| Instructions for the task |
Determine how many lines of the records below contain the string "thumb", with case taken into account, and state only that number.

| Task input |
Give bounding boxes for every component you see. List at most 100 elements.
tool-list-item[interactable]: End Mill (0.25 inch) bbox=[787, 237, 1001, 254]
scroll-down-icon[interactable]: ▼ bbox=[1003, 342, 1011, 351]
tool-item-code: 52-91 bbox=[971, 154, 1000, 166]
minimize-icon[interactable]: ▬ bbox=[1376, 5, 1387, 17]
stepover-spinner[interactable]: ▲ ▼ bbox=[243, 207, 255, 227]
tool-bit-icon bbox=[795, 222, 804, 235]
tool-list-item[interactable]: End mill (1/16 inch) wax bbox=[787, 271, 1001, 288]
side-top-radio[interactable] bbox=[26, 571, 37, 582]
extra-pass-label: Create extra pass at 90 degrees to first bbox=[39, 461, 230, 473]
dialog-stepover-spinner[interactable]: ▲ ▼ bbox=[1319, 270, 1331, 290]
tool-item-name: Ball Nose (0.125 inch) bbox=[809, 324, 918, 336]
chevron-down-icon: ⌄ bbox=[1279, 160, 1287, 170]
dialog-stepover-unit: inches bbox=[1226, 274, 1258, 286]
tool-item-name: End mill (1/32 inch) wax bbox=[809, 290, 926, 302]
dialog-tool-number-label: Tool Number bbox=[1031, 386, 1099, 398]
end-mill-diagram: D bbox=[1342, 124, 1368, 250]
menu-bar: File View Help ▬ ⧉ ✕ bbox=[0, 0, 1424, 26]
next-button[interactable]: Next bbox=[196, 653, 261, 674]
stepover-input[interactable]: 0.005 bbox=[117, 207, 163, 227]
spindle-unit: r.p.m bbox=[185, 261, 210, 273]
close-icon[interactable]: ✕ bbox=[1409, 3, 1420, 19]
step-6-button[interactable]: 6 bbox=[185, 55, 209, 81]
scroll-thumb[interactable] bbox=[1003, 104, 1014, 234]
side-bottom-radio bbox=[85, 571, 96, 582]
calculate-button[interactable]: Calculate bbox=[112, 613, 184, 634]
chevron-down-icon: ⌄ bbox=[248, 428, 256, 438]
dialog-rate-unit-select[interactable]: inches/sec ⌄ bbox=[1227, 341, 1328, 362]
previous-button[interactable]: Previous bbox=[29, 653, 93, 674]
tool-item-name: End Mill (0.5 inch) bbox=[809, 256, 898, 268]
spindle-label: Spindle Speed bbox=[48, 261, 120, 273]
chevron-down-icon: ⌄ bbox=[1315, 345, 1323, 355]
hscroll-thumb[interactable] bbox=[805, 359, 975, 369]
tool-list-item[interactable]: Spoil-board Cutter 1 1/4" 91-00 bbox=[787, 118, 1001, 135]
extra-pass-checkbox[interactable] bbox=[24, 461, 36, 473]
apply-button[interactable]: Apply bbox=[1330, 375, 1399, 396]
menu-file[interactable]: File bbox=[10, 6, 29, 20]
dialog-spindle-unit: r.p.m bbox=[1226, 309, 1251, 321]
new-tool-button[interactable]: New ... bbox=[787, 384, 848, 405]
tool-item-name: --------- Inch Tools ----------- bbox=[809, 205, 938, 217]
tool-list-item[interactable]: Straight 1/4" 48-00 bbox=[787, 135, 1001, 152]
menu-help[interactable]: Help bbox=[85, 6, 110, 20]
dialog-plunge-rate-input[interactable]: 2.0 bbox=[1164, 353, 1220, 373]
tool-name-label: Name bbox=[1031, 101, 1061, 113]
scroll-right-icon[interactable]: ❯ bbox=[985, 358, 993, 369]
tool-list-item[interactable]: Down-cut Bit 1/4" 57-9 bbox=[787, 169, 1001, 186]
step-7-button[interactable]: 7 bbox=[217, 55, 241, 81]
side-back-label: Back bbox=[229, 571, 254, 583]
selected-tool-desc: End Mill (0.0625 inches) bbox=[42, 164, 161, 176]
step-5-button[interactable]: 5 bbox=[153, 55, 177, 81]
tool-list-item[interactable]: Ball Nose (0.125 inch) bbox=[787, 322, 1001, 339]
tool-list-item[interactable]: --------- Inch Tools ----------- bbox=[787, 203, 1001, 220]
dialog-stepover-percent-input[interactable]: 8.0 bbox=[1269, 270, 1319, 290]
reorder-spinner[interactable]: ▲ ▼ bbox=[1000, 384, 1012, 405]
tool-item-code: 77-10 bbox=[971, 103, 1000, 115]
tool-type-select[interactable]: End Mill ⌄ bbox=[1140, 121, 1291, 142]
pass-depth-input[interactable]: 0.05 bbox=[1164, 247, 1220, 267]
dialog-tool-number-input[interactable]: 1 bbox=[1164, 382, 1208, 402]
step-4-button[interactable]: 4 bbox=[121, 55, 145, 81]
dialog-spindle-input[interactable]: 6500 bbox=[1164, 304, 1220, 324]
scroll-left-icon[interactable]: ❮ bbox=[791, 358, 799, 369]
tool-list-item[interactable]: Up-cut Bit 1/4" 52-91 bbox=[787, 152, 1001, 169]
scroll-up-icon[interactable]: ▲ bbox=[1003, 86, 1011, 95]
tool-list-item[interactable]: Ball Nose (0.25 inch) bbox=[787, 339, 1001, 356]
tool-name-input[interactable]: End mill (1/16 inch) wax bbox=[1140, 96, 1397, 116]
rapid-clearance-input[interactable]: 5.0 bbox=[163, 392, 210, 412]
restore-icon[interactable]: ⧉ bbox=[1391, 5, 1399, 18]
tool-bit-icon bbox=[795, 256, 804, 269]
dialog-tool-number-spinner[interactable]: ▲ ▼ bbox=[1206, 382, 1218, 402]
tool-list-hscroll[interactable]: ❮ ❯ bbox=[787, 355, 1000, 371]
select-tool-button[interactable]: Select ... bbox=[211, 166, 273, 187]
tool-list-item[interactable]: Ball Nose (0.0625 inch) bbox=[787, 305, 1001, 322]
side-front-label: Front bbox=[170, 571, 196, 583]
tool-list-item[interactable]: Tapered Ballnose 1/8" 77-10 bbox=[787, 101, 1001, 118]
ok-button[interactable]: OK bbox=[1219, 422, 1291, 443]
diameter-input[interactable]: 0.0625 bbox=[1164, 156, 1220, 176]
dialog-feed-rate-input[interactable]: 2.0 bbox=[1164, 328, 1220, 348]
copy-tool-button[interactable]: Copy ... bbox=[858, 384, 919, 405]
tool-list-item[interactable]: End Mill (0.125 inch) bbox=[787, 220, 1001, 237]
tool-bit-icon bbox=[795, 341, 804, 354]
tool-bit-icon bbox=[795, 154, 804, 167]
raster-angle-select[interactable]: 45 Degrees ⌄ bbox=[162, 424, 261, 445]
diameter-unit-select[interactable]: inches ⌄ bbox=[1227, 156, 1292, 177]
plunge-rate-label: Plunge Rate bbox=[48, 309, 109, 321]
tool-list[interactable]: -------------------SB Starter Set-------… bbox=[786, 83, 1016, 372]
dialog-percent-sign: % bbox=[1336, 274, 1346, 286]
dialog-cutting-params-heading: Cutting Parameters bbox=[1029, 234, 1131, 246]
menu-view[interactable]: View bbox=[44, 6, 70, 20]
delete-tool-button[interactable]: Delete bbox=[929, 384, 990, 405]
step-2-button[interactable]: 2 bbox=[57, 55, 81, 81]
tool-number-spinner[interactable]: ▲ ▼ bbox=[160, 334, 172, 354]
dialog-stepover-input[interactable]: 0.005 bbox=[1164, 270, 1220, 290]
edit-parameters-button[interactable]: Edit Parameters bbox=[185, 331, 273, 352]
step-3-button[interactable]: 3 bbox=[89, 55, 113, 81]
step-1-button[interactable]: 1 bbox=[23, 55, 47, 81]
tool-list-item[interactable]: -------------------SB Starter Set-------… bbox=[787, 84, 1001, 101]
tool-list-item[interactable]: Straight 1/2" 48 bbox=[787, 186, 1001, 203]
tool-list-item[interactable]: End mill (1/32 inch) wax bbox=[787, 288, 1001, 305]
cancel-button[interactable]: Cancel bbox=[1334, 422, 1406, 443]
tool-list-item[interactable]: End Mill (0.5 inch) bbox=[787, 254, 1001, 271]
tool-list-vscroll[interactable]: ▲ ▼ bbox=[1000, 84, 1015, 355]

| Result |
2